[Records that describe figures]
_ _ _ _
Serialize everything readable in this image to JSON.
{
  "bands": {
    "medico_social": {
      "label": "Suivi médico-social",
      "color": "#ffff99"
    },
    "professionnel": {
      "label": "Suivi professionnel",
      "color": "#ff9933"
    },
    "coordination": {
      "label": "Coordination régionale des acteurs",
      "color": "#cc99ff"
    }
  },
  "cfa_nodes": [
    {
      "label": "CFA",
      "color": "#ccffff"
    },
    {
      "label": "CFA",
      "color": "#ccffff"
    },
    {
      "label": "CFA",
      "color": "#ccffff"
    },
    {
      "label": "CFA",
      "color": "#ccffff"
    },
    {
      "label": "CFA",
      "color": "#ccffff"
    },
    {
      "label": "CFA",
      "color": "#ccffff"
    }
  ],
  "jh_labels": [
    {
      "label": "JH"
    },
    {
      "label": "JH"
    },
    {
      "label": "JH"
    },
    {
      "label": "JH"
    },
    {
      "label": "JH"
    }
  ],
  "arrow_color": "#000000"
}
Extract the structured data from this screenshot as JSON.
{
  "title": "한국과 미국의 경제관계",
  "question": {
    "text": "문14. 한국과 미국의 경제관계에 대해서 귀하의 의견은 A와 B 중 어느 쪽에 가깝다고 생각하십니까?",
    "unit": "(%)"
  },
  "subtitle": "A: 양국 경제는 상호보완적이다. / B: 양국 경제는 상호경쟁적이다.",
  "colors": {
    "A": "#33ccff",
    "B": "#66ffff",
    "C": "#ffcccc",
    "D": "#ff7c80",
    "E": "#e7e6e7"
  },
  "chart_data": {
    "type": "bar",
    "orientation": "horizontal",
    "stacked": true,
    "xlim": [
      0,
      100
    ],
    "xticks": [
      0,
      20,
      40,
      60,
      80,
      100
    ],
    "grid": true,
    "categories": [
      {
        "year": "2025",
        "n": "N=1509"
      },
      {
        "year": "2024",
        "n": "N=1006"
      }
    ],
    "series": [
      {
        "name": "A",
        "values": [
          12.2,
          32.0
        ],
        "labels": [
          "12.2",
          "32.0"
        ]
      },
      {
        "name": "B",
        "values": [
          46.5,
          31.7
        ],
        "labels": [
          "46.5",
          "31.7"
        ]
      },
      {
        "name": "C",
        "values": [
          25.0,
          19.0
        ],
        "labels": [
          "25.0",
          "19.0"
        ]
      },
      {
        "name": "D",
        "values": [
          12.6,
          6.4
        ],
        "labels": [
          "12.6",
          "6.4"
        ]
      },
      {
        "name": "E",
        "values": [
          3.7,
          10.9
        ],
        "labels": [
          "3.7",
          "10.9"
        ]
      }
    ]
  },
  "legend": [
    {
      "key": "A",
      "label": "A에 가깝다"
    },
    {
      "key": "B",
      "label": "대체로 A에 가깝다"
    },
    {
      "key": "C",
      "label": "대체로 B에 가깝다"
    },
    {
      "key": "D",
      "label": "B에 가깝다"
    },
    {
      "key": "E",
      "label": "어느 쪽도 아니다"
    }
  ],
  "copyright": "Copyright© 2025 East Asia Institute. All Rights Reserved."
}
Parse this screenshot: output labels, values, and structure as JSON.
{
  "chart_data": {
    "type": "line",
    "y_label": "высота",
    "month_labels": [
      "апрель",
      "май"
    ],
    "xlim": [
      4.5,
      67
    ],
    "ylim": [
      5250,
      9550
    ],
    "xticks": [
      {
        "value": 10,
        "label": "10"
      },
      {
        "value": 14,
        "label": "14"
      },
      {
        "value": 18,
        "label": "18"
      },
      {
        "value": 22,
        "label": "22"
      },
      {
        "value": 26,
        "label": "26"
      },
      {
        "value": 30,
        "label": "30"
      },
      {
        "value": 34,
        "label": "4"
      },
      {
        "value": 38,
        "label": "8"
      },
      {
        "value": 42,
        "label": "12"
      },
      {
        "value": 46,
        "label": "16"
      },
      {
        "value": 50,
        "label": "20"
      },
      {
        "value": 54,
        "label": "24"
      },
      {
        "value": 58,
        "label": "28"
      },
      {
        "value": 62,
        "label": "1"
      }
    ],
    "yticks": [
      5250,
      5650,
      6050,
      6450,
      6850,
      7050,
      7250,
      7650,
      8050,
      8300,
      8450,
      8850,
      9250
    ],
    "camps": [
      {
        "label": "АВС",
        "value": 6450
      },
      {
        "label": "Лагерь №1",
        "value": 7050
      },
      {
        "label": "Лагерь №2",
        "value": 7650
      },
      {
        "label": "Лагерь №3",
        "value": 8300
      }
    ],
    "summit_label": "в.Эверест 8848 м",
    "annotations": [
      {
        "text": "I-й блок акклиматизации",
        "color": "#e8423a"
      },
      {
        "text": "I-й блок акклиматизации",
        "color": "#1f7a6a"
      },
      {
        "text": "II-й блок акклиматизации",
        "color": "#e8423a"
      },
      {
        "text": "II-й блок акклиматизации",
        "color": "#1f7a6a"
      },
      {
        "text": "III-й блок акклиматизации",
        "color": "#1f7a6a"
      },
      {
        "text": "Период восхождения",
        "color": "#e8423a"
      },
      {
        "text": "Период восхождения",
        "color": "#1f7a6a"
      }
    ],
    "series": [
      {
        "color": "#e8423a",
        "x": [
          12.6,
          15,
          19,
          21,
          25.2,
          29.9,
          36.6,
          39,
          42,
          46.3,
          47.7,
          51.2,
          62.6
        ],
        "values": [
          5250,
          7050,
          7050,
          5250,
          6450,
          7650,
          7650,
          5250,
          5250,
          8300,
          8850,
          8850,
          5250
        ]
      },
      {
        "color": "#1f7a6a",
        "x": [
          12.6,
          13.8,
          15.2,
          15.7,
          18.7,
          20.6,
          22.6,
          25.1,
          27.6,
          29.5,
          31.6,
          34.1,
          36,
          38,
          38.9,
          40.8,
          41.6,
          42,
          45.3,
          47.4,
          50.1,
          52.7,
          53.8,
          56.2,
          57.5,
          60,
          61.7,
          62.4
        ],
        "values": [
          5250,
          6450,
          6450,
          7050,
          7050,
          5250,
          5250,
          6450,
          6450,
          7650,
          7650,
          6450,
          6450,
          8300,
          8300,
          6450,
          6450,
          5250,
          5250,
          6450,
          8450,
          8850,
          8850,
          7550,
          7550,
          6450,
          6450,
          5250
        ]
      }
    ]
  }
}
_ _ _ _
Search the data for the string "Suivi" and copy each line where it appears.

EXERCISE OUTPUT
      "label": "Suivi médico-social",
      "label": "Suivi professionnel",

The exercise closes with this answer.